• WHAT THE TASK ASKS: Give the entries again exactly, every one of them.
-- start AVAILABLE RECORDS --
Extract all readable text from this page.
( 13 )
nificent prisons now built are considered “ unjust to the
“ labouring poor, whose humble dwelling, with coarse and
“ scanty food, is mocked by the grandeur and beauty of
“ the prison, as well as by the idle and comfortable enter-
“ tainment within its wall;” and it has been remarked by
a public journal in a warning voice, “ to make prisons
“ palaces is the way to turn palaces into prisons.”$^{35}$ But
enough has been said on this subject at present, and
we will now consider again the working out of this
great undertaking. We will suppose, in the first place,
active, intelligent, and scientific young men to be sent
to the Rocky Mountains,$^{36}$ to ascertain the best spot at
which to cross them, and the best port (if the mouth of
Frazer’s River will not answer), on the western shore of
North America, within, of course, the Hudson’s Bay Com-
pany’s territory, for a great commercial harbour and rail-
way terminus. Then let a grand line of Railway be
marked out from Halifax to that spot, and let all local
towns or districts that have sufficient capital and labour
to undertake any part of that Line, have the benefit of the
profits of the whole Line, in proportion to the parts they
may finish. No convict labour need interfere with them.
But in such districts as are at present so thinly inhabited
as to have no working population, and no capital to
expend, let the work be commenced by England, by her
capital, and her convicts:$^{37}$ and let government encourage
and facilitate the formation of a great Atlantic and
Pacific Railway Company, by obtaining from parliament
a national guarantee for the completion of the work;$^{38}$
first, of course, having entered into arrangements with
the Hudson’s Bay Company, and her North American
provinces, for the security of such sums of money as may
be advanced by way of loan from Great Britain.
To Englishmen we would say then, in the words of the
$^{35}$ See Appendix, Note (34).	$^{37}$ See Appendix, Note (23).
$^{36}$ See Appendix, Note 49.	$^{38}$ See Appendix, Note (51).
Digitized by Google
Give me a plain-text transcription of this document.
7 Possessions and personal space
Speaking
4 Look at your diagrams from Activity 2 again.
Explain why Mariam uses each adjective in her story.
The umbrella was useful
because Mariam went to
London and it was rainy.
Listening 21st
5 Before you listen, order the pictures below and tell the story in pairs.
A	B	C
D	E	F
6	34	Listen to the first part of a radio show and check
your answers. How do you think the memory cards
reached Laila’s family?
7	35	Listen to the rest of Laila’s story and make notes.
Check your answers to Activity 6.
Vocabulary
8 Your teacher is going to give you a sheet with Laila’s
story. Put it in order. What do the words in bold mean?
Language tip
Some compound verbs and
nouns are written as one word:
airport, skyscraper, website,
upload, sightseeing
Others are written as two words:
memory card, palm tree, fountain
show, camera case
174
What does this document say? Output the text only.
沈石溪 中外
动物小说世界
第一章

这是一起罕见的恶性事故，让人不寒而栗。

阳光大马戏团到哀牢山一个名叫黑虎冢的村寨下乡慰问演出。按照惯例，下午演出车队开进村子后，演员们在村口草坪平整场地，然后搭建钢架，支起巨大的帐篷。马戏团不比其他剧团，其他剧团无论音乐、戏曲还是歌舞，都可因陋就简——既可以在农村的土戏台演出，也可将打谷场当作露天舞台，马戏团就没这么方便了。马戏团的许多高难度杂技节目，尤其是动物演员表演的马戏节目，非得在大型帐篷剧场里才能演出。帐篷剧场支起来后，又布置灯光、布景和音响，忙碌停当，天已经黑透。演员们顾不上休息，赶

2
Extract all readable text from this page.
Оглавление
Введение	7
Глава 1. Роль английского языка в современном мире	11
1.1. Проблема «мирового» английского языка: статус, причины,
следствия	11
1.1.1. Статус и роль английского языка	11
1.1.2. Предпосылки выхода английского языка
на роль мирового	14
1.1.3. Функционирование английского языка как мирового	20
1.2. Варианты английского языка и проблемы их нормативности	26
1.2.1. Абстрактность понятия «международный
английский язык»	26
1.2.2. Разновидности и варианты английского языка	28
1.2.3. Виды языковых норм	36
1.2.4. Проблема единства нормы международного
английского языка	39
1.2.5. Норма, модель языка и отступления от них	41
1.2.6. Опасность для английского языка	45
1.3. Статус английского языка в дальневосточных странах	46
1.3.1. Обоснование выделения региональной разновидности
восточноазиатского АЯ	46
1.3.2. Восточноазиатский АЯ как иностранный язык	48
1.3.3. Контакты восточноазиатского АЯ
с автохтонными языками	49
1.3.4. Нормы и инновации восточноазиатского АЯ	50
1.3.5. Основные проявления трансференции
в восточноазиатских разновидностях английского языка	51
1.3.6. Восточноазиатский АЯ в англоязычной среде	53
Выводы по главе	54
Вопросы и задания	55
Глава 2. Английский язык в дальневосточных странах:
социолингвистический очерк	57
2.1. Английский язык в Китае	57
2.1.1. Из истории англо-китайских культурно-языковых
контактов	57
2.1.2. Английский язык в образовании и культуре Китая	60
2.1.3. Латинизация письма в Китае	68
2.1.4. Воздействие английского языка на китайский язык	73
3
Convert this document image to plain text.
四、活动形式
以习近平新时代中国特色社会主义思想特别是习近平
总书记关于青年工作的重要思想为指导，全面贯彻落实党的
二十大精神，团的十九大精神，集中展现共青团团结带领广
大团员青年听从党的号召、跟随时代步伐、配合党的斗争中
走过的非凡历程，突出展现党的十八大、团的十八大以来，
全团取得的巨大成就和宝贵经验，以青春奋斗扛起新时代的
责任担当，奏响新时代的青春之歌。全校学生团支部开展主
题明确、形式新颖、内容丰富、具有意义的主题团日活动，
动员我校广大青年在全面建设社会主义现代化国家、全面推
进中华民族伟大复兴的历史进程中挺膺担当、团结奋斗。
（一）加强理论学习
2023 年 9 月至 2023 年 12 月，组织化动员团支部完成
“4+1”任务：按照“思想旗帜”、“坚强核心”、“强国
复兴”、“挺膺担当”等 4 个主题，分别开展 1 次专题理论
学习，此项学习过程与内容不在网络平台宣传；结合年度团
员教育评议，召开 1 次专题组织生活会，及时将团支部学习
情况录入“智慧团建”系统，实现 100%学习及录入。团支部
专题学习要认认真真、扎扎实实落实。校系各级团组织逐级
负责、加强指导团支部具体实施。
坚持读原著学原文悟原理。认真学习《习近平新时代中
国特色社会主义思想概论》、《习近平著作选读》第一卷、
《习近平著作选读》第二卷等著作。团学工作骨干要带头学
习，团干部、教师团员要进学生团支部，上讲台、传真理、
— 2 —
-- end AVAILABLE RECORDS --
• ANSWER:
Extract all readable text from this page.
( 13 )
nificent prisons now built are considered “ unjust to the
“ labouring poor, whose humble dwelling, with coarse and
“ scanty food, is mocked by the grandeur and beauty of
“ the prison, as well as by the idle and comfortable enter-
“ tainment within its wall;” and it has been remarked by
a public journal in a warning voice, “ to make prisons
“ palaces is the way to turn palaces into prisons.”$^{35}$ But
enough has been said on this subject at present, and
we will now consider again the working out of this
great undertaking. We will suppose, in the first place,
active, intelligent, and scientific young men to be sent
to the Rocky Mountains,$^{36}$ to ascertain the best spot at
which to cross them, and the best port (if the mouth of
Frazer’s River will not answer), on the western shore of
North America, within, of course, the Hudson’s Bay Com-
pany’s territory, for a great commercial harbour and rail-
way terminus. Then let a grand line of Railway be
marked out from Halifax to that spot, and let all local
towns or districts that have sufficient capital and labour
to undertake any part of that Line, have the benefit of the
profits of the whole Line, in proportion to the parts they
may finish. No convict labour need interfere with them.
But in such districts as are at present so thinly inhabited
as to have no working population, and no capital to
expend, let the work be commenced by England, by her
capital, and her convicts:$^{37}$ and let government encourage
and facilitate the formation of a great Atlantic and
Pacific Railway Company, by obtaining from parliament
a national guarantee for the completion of the work;$^{38}$
first, of course, having entered into arrangements with
the Hudson’s Bay Company, and her North American
provinces, for the security of such sums of money as may
be advanced by way of loan from Great Britain.
To Englishmen we would say then, in the words of the
$^{35}$ See Appendix, Note (34).	$^{37}$ See Appendix, Note (23).
$^{36}$ See Appendix, Note 49.	$^{38}$ See Appendix, Note (51).
Digitized by Google
Give me a plain-text transcription of this document.
7 Possessions and personal space
Speaking
4 Look at your diagrams from Activity 2 again.
Explain why Mariam uses each adjective in her story.
The umbrella was useful
because Mariam went to
London and it was rainy.
Listening 21st
5 Before you listen, order the pictures below and tell the story in pairs.
A	B	C
D	E	F
6	34	Listen to the first part of a radio show and check
your answers. How do you think the memory cards
reached Laila’s family?
7	35	Listen to the rest of Laila’s story and make notes.
Check your answers to Activity 6.
Vocabulary
8 Your teacher is going to give you a sheet with Laila’s
story. Put it in order. What do the words in bold mean?
Language tip
Some compound verbs and
nouns are written as one word:
airport, skyscraper, website,
upload, sightseeing
Others are written as two words:
memory card, palm tree, fountain
show, camera case
174
What does this document say? Output the text only.
沈石溪 中外
动物小说世界
第一章

这是一起罕见的恶性事故，让人不寒而栗。

阳光大马戏团到哀牢山一个名叫黑虎冢的村寨下乡慰问演出。按照惯例，下午演出车队开进村子后，演员们在村口草坪平整场地，然后搭建钢架，支起巨大的帐篷。马戏团不比其他剧团，其他剧团无论音乐、戏曲还是歌舞，都可因陋就简——既可以在农村的土戏台演出，也可将打谷场当作露天舞台，马戏团就没这么方便了。马戏团的许多高难度杂技节目，尤其是动物演员表演的马戏节目，非得在大型帐篷剧场里才能演出。帐篷剧场支起来后，又布置灯光、布景和音响，忙碌停当，天已经黑透。演员们顾不上休息，赶

2
Extract all readable text from this page.
Оглавление
Введение	7
Глава 1. Роль английского языка в современном мире	11
1.1. Проблема «мирового» английского языка: статус, причины,
следствия	11
1.1.1. Статус и роль английского языка	11
1.1.2. Предпосылки выхода английского языка
на роль мирового	14
1.1.3. Функционирование английского языка как мирового	20
1.2. Варианты английского языка и проблемы их нормативности	26
1.2.1. Абстрактность понятия «международный
английский язык»	26
1.2.2. Разновидности и варианты английского языка	28
1.2.3. Виды языковых норм	36
1.2.4. Проблема единства нормы международного
английского языка	39
1.2.5. Норма, модель языка и отступления от них	41
1.2.6. Опасность для английского языка	45
1.3. Статус английского языка в дальневосточных странах	46
1.3.1. Обоснование выделения региональной разновидности
восточноазиатского АЯ	46
1.3.2. Восточноазиатский АЯ как иностранный язык	48
1.3.3. Контакты восточноазиатского АЯ
с автохтонными языками	49
1.3.4. Нормы и инновации восточноазиатского АЯ	50
1.3.5. Основные проявления трансференции
в восточноазиатских разновидностях английского языка	51
1.3.6. Восточноазиатский АЯ в англоязычной среде	53
Выводы по главе	54
Вопросы и задания	55
Глава 2. Английский язык в дальневосточных странах:
социолингвистический очерк	57
2.1. Английский язык в Китае	57
2.1.1. Из истории англо-китайских культурно-языковых
контактов	57
2.1.2. Английский язык в образовании и культуре Китая	60
2.1.3. Латинизация письма в Китае	68
2.1.4. Воздействие английского языка на китайский язык	73
3
Convert this document image to plain text.
四、活动形式
以习近平新时代中国特色社会主义思想特别是习近平
总书记关于青年工作的重要思想为指导，全面贯彻落实党的
二十大精神，团的十九大精神，集中展现共青团团结带领广
大团员青年听从党的号召、跟随时代步伐、配合党的斗争中
走过的非凡历程，突出展现党的十八大、团的十八大以来，
全团取得的巨大成就和宝贵经验，以青春奋斗扛起新时代的
责任担当，奏响新时代的青春之歌。全校学生团支部开展主
题明确、形式新颖、内容丰富、具有意义的主题团日活动，
动员我校广大青年在全面建设社会主义现代化国家、全面推
进中华民族伟大复兴的历史进程中挺膺担当、团结奋斗。
（一）加强理论学习
2023 年 9 月至 2023 年 12 月，组织化动员团支部完成
“4+1”任务：按照“思想旗帜”、“坚强核心”、“强国
复兴”、“挺膺担当”等 4 个主题，分别开展 1 次专题理论
学习，此项学习过程与内容不在网络平台宣传；结合年度团
员教育评议，召开 1 次专题组织生活会，及时将团支部学习
情况录入“智慧团建”系统，实现 100%学习及录入。团支部
专题学习要认认真真、扎扎实实落实。校系各级团组织逐级
负责、加强指导团支部具体实施。
坚持读原著学原文悟原理。认真学习《习近平新时代中
国特色社会主义思想概论》、《习近平著作选读》第一卷、
《习近平著作选读》第二卷等著作。团学工作骨干要带头学
习，团干部、教师团员要进学生团支部，上讲台、传真理、
— 2 —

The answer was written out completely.